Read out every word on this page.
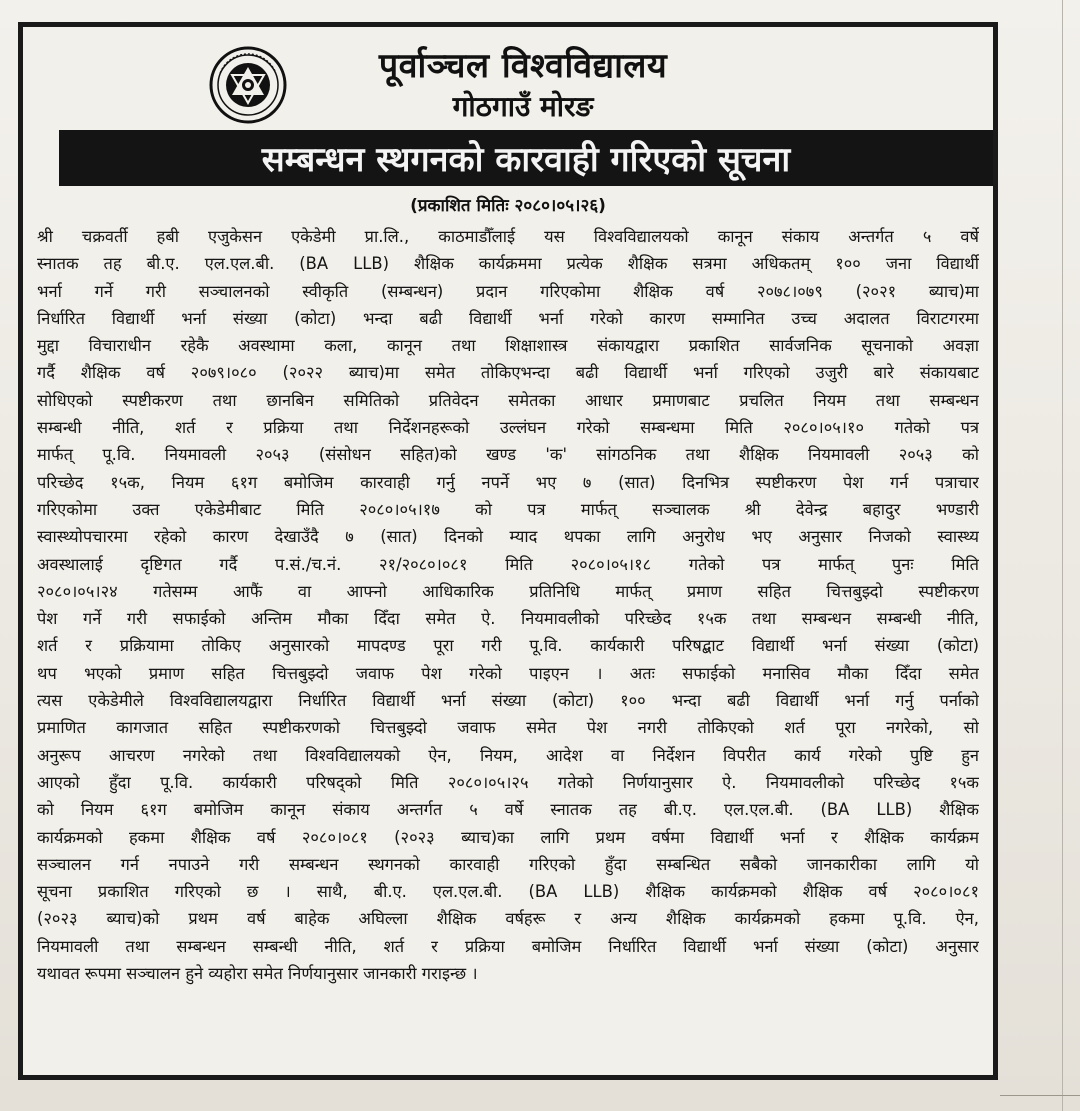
पूर्वाञ्चल विश्वविद्यालय
गोठगाउँ मोरङ
सम्बन्धन स्थगनको कारवाही गरिएको सूचना
(प्रकाशित मितिः २०८०।०५।२६)
श्री चक्रवर्ती हबी एजुकेसन एकेडेमी प्रा.लि., काठमाडौँलाई यस विश्वविद्यालयको कानून संकाय अन्तर्गत ५ वर्षे
स्नातक तह बी.ए. एल.एल.बी. (BA LLB) शैक्षिक कार्यक्रममा प्रत्येक शैक्षिक सत्रमा अधिकतम् १०० जना विद्यार्थी
भर्ना गर्ने गरी सञ्चालनको स्वीकृति (सम्बन्धन) प्रदान गरिएकोमा शैक्षिक वर्ष २०७८।०७९ (२०२१ ब्याच)मा
निर्धारित विद्यार्थी भर्ना संख्या (कोटा) भन्दा बढी विद्यार्थी भर्ना गरेको कारण सम्मानित उच्च अदालत विराटगरमा
मुद्दा विचाराधीन रहेकै अवस्थामा कला, कानून तथा शिक्षाशास्त्र संकायद्वारा प्रकाशित सार्वजनिक सूचनाको अवज्ञा
गर्दै शैक्षिक वर्ष २०७९।०८० (२०२२ ब्याच)मा समेत तोकिएभन्दा बढी विद्यार्थी भर्ना गरिएको उजुरी बारे संकायबाट
सोधिएको स्पष्टीकरण तथा छानबिन समितिको प्रतिवेदन समेतका आधार प्रमाणबाट प्रचलित नियम तथा सम्बन्धन
सम्बन्धी नीति, शर्त र प्रक्रिया तथा निर्देशनहरूको उल्लंघन गरेको सम्बन्धमा मिति २०८०।०५।१० गतेको पत्र
मार्फत् पू.वि. नियमावली २०५३ (संसोधन सहित)को खण्ड 'क' सांगठनिक तथा शैक्षिक नियमावली २०५३ को
परिच्छेद १५क, नियम ६१ग बमोजिम कारवाही गर्नु नपर्ने भए ७ (सात) दिनभित्र स्पष्टीकरण पेश गर्न पत्राचार
गरिएकोमा उक्त एकेडेमीबाट मिति २०८०।०५।१७ को पत्र मार्फत् सञ्चालक श्री देवेन्द्र बहादुर भण्डारी
स्वास्थ्योपचारमा रहेको कारण देखाउँदै ७ (सात) दिनको म्याद थपका लागि अनुरोध भए अनुसार निजको स्वास्थ्य
अवस्थालाई दृष्टिगत गर्दै प.सं./च.नं. २१/२०८०।०८१ मिति २०८०।०५।१८ गतेको पत्र मार्फत् पुनः मिति
२०८०।०५।२४ गतेसम्म आफैं वा आफ्नो आधिकारिक प्रतिनिधि मार्फत् प्रमाण सहित चित्तबुझ्दो स्पष्टीकरण
पेश गर्ने गरी सफाईको अन्तिम मौका दिँदा समेत ऐ. नियमावलीको परिच्छेद १५क तथा सम्बन्धन सम्बन्धी नीति,
शर्त र प्रक्रियामा तोकिए अनुसारको मापदण्ड पूरा गरी पू.वि. कार्यकारी परिषद्बाट विद्यार्थी भर्ना संख्या (कोटा)
थप भएको प्रमाण सहित चित्तबुझ्दो जवाफ पेश गरेको पाइएन । अतः सफाईको मनासिव मौका दिँदा समेत
त्यस एकेडेमीले विश्वविद्यालयद्वारा निर्धारित विद्यार्थी भर्ना संख्या (कोटा) १०० भन्दा बढी विद्यार्थी भर्ना गर्नु पर्नाको
प्रमाणित कागजात सहित स्पष्टीकरणको चित्तबुझ्दो जवाफ समेत पेश नगरी तोकिएको शर्त पूरा नगरेको, सो
अनुरूप आचरण नगरेको तथा विश्वविद्यालयको ऐन, नियम, आदेश वा निर्देशन विपरीत कार्य गरेको पुष्टि हुन
आएको हुँदा पू.वि. कार्यकारी परिषद्को मिति २०८०।०५।२५ गतेको निर्णयानुसार ऐ. नियमावलीको परिच्छेद १५क
को नियम ६१ग बमोजिम कानून संकाय अन्तर्गत ५ वर्षे स्नातक तह बी.ए. एल.एल.बी. (BA LLB) शैक्षिक
कार्यक्रमको हकमा शैक्षिक वर्ष २०८०।०८१ (२०२३ ब्याच)का लागि प्रथम वर्षमा विद्यार्थी भर्ना र शैक्षिक कार्यक्रम
सञ्चालन गर्न नपाउने गरी सम्बन्धन स्थगनको कारवाही गरिएको हुँदा सम्बन्धित सबैको जानकारीका लागि यो
सूचना प्रकाशित गरिएको छ । साथै, बी.ए. एल.एल.बी. (BA LLB) शैक्षिक कार्यक्रमको शैक्षिक वर्ष २०८०।०८१
(२०२३ ब्याच)को प्रथम वर्ष बाहेक अघिल्ला शैक्षिक वर्षहरू र अन्य शैक्षिक कार्यक्रमको हकमा पू.वि. ऐन,
नियमावली तथा सम्बन्धन सम्बन्धी नीति, शर्त र प्रक्रिया बमोजिम निर्धारित विद्यार्थी भर्ना संख्या (कोटा) अनुसार
यथावत रूपमा सञ्चालन हुने व्यहोरा समेत निर्णयानुसार जानकारी गराइन्छ ।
::::::::
**Problem description:**
Show every line from the entries above in which the word "थगनक" appears.

**The response:**
सम्बन्धन स्थगनको कारवाही गरिएको सूचना
सञ्चालन गर्न नपाउने गरी सम्बन्धन स्थगनको कारवाही गरिएको हुँदा सम्बन्धित सबैको जानकारीका लागि यो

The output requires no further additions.